• [Extracted records]
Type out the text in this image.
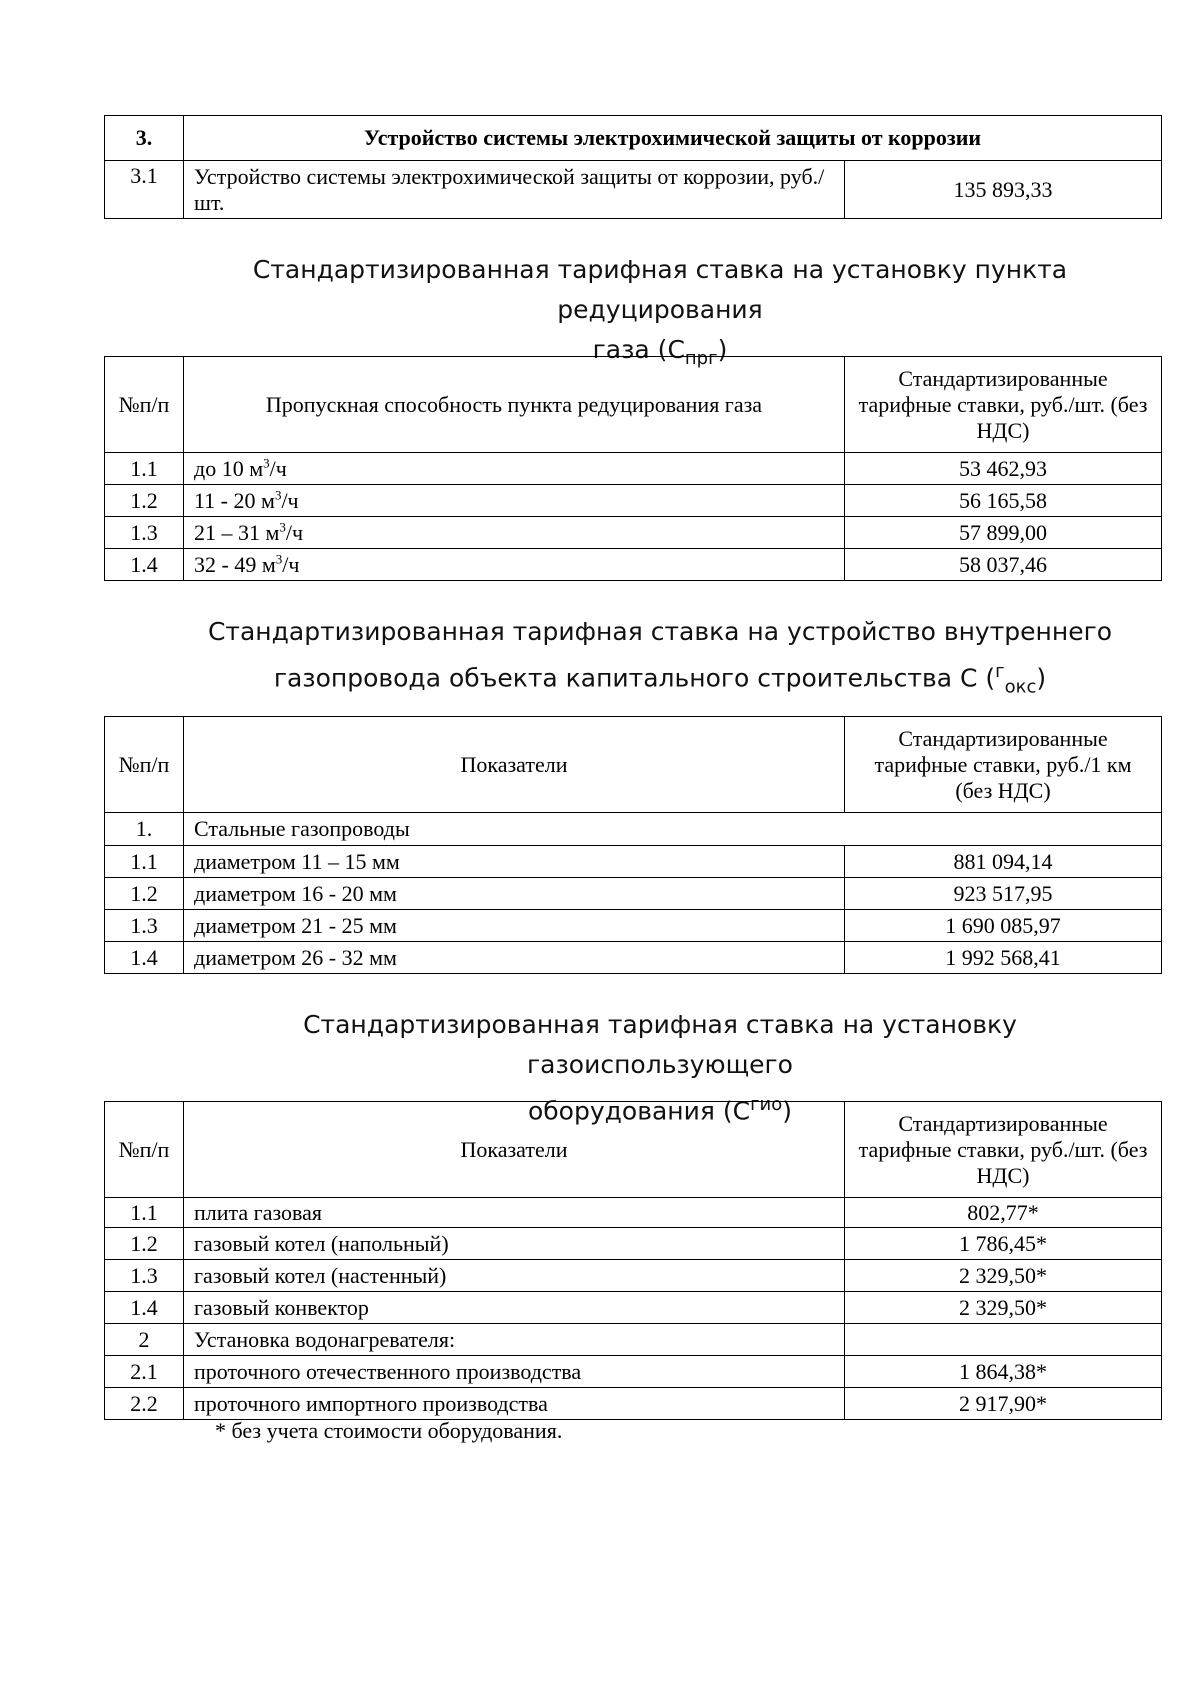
3.	Устройство системы электрохимической защиты от коррозии	
3.1	Устройство системы электрохимической защиты от коррозии, руб./шт.	135 893,33
Стандартизированная тарифная ставка на установку пункта редуцирования
газа $(С_{прг})$
№п/п	Пропускная способность пункта редуцирования газа	Стандартизированные тарифные ставки, руб./шт. (без НДС)
1.1	до 10 $м^3/ч$	53 462,93
1.2	11 - 20 $м^3/ч$	56 165,58
1.3	21 – 31 $м^3/ч$	57 899,00
1.4	32 - 49 $м^3/ч$	58 037,46
Стандартизированная тарифная ставка на устройство внутреннего
газопровода объекта капитального строительства С ($^г_{окс}$)
№п/п	Показатели	Стандартизированные тарифные ставки, руб./1 км (без НДС)
1.	Стальные газопроводы	
1.1	диаметром 11 – 15 мм	881 094,14
1.2	диаметром 16 - 20 мм	923 517,95
1.3	диаметром 21 - 25 мм	1 690 085,97
1.4	диаметром 26 - 32 мм	1 992 568,41
Стандартизированная тарифная ставка на установку газоиспользующего
оборудования $(С^{гио})$
№п/п	Показатели	Стандартизированные тарифные ставки, руб./шт. (без НДС)
1.1	плита газовая	802,77*
1.2	газовый котел (напольный)	1 786,45*
1.3	газовый котел (настенный)	2 329,50*
1.4	газовый конвектор	2 329,50*
2	Установка водонагревателя:	
2.1	проточного отечественного производства	1 864,38*
2.2	проточного импортного производства	2 917,90*
* без учета стоимости оборудования.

• [Problem to solve]
Repeat every record precisely. Any picture among them stays out of the copy.

• [Solution for this problem]
Type out the text in this image.
3.	Устройство системы электрохимической защиты от коррозии	
3.1	Устройство системы электрохимической защиты от коррозии, руб./шт.	135 893,33
Стандартизированная тарифная ставка на установку пункта редуцирования
газа $(С_{прг})$
№п/п	Пропускная способность пункта редуцирования газа	Стандартизированные тарифные ставки, руб./шт. (без НДС)
1.1	до 10 $м^3/ч$	53 462,93
1.2	11 - 20 $м^3/ч$	56 165,58
1.3	21 – 31 $м^3/ч$	57 899,00
1.4	32 - 49 $м^3/ч$	58 037,46
Стандартизированная тарифная ставка на устройство внутреннего
газопровода объекта капитального строительства С ($^г_{окс}$)
№п/п	Показатели	Стандартизированные тарифные ставки, руб./1 км (без НДС)
1.	Стальные газопроводы	
1.1	диаметром 11 – 15 мм	881 094,14
1.2	диаметром 16 - 20 мм	923 517,95
1.3	диаметром 21 - 25 мм	1 690 085,97
1.4	диаметром 26 - 32 мм	1 992 568,41
Стандартизированная тарифная ставка на установку газоиспользующего
оборудования $(С^{гио})$
№п/п	Показатели	Стандартизированные тарифные ставки, руб./шт. (без НДС)
1.1	плита газовая	802,77*
1.2	газовый котел (напольный)	1 786,45*
1.3	газовый котел (настенный)	2 329,50*
1.4	газовый конвектор	2 329,50*
2	Установка водонагревателя:	
2.1	проточного отечественного производства	1 864,38*
2.2	проточного импортного производства	2 917,90*
* без учета стоимости оборудования.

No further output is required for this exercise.